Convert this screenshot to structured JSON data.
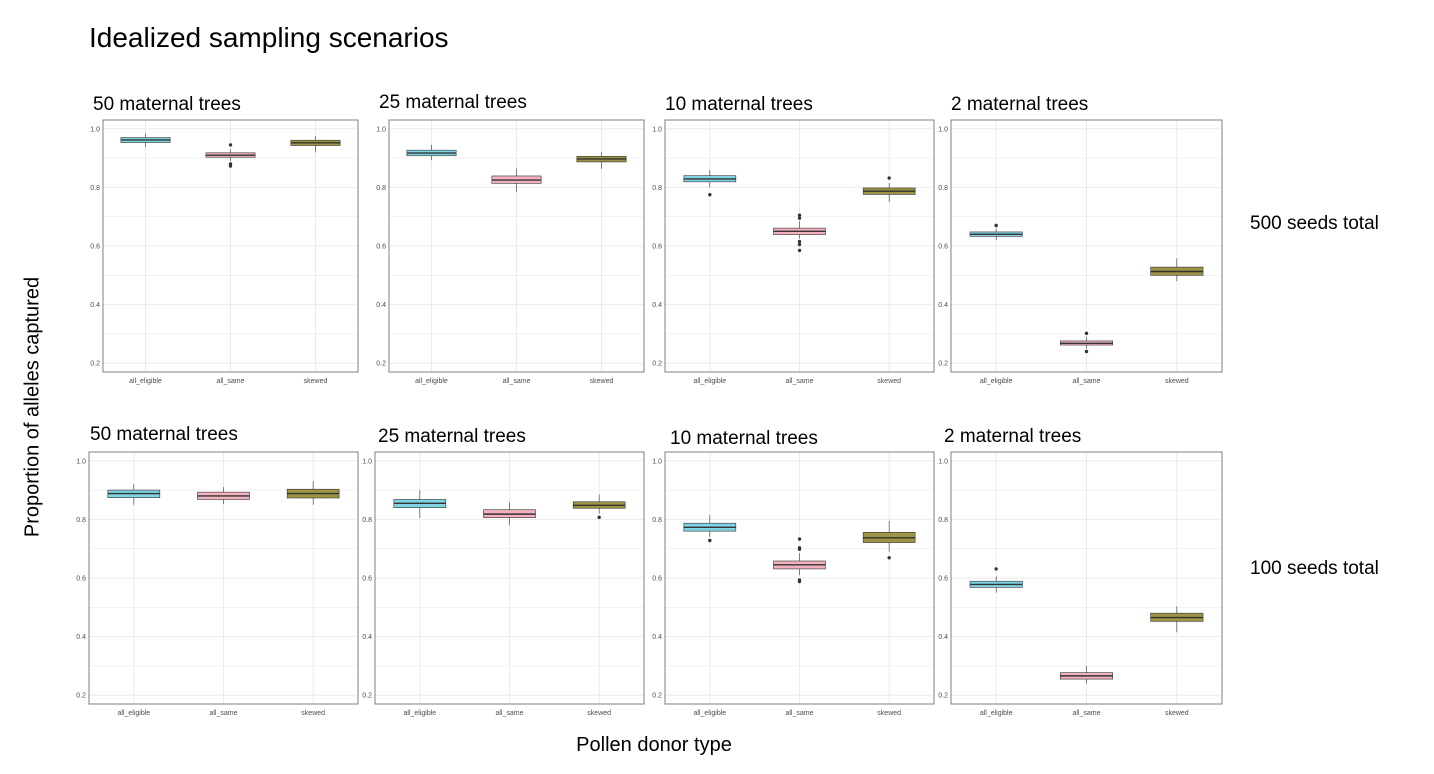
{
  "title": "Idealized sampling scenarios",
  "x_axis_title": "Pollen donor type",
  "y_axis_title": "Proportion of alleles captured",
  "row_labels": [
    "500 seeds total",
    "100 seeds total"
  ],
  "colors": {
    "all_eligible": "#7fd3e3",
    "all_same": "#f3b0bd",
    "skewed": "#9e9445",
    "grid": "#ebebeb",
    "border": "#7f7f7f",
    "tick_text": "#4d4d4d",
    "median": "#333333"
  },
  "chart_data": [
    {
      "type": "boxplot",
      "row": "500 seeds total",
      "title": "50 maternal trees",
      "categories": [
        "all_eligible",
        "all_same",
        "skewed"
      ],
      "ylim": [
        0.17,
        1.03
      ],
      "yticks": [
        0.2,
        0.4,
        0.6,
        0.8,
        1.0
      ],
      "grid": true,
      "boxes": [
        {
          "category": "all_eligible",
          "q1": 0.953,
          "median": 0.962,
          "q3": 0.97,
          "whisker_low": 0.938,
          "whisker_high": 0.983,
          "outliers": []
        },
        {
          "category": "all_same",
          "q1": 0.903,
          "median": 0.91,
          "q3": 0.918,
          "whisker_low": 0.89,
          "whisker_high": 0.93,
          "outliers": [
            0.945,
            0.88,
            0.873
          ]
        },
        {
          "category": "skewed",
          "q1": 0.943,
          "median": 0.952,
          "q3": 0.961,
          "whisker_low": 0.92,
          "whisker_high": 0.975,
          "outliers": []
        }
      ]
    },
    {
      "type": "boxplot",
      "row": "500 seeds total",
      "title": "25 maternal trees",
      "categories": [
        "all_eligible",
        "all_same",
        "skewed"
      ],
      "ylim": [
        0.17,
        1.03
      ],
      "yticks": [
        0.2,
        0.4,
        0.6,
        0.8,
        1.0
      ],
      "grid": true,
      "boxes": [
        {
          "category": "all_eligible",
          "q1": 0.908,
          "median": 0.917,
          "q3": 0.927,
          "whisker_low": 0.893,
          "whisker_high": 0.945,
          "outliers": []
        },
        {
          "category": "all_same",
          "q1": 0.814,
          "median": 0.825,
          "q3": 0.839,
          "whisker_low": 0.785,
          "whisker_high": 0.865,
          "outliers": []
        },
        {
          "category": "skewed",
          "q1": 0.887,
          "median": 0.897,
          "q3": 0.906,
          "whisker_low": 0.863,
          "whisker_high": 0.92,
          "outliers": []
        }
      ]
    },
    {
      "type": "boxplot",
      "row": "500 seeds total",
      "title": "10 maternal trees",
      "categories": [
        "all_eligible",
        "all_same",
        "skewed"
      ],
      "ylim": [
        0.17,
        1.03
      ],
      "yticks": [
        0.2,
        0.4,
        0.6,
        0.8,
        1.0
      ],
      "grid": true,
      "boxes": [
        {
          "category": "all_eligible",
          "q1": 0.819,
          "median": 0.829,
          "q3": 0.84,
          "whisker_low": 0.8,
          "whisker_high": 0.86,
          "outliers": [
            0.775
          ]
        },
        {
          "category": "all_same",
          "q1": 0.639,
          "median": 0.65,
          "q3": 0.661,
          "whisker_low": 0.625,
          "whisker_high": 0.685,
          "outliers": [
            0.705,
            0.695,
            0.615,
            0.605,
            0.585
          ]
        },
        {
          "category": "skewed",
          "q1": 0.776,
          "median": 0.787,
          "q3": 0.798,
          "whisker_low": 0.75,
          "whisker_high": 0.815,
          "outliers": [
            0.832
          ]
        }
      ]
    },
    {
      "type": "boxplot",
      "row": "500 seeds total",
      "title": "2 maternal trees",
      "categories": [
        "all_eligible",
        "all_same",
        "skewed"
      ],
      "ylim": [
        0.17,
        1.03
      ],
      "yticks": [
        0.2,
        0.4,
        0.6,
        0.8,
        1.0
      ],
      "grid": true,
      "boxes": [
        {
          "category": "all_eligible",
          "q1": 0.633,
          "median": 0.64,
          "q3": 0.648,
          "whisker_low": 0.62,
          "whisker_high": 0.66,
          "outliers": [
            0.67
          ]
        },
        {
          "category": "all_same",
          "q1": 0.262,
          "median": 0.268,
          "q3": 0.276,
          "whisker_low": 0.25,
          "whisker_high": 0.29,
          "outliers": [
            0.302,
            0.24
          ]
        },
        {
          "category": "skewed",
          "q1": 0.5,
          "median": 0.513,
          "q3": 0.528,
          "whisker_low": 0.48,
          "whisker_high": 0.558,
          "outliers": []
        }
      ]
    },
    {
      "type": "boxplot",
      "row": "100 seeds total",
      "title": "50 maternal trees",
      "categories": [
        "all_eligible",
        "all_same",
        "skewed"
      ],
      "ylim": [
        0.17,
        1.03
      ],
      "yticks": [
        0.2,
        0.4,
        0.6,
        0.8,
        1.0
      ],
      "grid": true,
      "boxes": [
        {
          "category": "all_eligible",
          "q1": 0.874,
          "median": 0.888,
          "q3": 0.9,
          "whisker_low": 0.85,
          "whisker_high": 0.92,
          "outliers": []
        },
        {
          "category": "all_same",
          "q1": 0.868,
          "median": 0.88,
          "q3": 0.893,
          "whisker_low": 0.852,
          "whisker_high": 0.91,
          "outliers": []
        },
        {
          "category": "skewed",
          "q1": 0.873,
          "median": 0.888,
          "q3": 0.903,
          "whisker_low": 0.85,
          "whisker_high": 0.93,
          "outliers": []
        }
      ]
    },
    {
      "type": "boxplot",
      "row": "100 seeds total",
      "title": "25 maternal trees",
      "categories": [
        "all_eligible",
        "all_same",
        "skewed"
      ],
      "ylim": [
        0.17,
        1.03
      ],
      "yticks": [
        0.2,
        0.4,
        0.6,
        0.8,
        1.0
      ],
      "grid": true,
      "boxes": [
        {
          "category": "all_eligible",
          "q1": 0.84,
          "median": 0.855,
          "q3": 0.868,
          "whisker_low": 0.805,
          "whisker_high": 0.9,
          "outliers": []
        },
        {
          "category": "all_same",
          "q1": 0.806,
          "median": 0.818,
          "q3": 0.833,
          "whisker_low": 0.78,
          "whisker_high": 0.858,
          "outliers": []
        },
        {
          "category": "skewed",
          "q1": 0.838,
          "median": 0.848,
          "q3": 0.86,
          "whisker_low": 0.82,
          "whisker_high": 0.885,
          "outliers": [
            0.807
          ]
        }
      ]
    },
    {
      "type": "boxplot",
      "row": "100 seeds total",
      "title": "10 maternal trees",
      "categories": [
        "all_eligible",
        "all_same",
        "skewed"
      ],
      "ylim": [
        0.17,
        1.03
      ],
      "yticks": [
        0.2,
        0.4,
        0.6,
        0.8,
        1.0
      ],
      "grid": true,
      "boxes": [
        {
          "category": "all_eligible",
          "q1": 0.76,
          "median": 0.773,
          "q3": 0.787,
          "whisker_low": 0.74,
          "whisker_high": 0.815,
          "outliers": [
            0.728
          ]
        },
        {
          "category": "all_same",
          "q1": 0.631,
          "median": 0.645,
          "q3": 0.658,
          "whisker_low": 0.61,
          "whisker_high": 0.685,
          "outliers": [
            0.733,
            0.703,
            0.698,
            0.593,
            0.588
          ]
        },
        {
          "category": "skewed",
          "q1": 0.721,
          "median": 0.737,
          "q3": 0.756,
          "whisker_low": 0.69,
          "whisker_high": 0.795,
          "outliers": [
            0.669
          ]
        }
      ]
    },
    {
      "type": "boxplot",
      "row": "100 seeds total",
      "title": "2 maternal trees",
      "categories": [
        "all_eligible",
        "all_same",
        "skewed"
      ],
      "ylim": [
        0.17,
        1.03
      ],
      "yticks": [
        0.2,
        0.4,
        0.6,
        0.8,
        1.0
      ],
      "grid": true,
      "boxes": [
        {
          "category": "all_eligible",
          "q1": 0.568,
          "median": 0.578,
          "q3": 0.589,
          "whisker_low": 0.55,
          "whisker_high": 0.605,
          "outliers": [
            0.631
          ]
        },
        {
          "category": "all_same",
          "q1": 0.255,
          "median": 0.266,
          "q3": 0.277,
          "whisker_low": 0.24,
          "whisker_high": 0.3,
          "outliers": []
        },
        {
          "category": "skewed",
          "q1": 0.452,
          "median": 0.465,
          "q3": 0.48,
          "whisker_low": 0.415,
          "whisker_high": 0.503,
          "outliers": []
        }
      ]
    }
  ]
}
■ ■ ■
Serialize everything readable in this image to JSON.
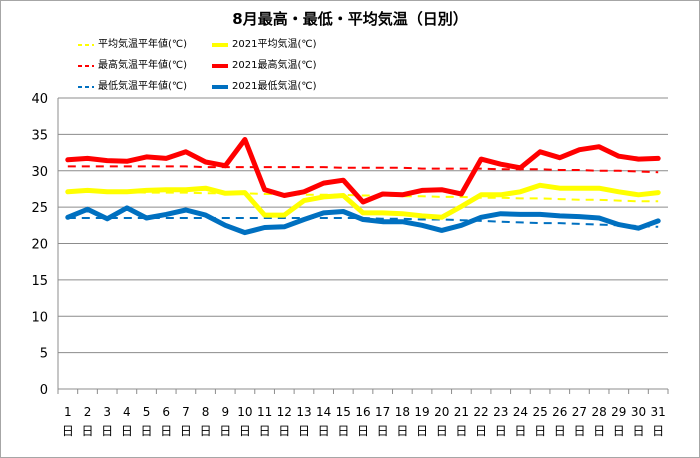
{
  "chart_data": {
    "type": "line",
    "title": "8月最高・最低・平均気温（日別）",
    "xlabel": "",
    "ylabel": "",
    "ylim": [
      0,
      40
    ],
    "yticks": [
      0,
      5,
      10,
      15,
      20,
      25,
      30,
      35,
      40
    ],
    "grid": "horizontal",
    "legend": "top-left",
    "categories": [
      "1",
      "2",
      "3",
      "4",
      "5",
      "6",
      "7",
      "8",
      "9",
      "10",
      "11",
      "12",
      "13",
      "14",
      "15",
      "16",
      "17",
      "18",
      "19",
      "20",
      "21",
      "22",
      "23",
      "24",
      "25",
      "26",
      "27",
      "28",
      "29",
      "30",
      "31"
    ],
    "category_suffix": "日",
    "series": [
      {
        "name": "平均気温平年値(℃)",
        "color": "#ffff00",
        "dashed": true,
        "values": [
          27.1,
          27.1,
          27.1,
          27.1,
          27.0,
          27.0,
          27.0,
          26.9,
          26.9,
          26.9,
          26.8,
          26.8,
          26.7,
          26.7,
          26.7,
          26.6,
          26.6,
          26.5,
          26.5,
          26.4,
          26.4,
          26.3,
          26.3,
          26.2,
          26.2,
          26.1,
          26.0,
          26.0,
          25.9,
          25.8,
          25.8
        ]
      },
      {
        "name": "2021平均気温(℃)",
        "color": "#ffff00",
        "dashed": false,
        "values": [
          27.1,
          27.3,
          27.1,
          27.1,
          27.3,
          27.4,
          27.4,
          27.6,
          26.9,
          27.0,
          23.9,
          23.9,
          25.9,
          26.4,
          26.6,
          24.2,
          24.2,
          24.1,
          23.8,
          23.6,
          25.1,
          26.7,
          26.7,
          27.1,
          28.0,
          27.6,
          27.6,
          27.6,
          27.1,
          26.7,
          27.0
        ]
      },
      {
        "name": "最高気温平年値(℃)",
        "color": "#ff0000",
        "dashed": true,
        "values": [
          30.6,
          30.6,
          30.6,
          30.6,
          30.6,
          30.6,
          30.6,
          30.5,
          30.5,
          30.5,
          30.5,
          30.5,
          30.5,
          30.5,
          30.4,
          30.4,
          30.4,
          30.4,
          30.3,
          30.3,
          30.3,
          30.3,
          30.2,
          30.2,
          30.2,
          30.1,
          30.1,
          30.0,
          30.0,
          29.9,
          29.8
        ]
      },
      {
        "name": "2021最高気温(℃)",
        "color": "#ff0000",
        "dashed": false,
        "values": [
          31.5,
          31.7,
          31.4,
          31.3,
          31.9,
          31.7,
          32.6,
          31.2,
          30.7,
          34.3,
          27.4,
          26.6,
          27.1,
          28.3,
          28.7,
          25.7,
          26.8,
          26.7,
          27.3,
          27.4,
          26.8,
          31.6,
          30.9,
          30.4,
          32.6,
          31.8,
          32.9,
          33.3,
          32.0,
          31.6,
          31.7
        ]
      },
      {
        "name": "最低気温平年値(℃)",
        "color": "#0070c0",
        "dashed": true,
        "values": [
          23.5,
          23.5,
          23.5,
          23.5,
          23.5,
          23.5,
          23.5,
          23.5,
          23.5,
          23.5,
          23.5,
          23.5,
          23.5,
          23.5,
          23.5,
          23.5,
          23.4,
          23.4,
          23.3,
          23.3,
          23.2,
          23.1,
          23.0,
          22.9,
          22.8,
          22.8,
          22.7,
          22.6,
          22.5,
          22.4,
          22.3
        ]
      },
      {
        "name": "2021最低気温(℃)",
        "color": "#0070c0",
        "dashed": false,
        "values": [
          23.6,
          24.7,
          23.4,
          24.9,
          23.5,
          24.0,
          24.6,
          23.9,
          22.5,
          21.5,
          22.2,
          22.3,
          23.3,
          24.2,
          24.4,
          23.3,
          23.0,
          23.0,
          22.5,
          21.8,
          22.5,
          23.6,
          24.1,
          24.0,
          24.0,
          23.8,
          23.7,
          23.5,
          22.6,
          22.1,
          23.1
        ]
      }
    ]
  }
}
■ ■ ■
▶ [AIM OF THE EXERCISE]
Show the lines from the data above that contain the string "JSON".

▶ [EXERCISE OUTPUT]
Convert this screenshot to structured JSON data.
Serialize everything readable in this image to JSON.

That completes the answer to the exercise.